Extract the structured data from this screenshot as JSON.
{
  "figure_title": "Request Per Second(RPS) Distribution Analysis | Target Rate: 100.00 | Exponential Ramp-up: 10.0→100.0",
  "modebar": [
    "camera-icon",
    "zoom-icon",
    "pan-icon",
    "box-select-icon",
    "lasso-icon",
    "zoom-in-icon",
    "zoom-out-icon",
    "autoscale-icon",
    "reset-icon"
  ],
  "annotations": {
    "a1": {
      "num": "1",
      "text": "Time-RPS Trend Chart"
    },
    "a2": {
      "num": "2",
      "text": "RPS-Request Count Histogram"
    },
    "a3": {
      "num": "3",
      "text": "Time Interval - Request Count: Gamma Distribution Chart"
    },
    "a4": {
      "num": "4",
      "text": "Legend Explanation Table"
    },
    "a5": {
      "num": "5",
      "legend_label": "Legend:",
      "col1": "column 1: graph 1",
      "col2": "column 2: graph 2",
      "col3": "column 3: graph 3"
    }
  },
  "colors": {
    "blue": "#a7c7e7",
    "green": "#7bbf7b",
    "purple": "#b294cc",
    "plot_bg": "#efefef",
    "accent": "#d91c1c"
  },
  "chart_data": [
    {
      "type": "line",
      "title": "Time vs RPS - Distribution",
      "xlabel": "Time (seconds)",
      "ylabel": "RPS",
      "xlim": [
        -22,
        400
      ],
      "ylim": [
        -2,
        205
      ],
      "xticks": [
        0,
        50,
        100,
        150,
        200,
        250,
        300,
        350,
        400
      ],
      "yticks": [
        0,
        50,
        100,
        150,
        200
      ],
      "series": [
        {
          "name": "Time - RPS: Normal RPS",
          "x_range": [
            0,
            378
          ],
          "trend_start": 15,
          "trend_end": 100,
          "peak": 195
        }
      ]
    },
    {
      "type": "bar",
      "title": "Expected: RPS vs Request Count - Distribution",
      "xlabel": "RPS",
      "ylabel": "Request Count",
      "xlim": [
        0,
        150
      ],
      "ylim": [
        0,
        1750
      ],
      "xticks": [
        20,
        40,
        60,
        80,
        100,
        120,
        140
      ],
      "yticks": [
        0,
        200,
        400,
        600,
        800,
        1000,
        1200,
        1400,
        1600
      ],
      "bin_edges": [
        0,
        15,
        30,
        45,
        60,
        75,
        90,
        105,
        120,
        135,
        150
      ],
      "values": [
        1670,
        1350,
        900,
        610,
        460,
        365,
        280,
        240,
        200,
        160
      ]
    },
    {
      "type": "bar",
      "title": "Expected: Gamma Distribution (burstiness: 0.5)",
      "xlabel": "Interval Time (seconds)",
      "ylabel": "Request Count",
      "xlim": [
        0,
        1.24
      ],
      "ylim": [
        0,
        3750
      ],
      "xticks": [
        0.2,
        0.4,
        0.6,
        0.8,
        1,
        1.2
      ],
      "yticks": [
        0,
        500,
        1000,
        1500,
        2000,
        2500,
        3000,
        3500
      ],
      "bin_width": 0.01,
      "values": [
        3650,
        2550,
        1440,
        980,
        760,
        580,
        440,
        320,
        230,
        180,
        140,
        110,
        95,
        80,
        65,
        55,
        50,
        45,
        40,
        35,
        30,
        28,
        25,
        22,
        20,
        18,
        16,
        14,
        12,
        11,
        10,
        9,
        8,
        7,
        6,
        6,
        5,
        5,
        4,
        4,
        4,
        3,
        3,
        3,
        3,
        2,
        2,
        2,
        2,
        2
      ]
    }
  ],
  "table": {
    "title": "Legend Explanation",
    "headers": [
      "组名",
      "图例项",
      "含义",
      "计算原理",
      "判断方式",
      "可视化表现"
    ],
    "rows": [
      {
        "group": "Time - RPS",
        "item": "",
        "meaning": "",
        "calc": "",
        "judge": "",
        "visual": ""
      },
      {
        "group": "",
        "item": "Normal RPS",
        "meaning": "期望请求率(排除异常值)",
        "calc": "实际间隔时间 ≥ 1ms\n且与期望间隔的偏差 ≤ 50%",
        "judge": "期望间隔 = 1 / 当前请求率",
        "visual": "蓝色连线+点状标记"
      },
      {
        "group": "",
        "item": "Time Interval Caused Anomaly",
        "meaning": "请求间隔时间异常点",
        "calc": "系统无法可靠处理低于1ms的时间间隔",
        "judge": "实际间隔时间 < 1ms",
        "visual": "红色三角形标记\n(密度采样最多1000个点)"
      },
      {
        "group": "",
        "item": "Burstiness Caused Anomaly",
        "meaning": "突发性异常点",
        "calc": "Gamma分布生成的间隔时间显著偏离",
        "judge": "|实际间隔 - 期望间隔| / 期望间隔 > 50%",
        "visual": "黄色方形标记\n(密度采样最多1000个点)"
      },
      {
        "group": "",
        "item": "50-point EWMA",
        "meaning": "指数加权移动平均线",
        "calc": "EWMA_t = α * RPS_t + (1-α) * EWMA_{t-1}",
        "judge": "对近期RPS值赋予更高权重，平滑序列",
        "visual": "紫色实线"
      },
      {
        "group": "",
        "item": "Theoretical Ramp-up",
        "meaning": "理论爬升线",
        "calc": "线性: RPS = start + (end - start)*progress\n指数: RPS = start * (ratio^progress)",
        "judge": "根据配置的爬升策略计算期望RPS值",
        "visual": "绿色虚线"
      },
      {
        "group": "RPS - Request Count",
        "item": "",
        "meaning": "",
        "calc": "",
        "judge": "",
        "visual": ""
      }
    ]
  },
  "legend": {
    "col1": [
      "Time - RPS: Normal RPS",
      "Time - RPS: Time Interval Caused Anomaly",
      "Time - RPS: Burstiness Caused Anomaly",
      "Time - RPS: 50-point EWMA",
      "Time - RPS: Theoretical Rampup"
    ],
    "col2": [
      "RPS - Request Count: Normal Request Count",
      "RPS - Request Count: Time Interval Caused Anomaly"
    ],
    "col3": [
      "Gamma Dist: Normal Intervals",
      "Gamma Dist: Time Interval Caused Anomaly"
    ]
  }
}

^^^^

_THE PROBLEM:_ Where a line holds "point", copy that line.

_FINISHED TASK:_
        "item": "50-point EWMA",
      "Time - RPS: 50-point EWMA",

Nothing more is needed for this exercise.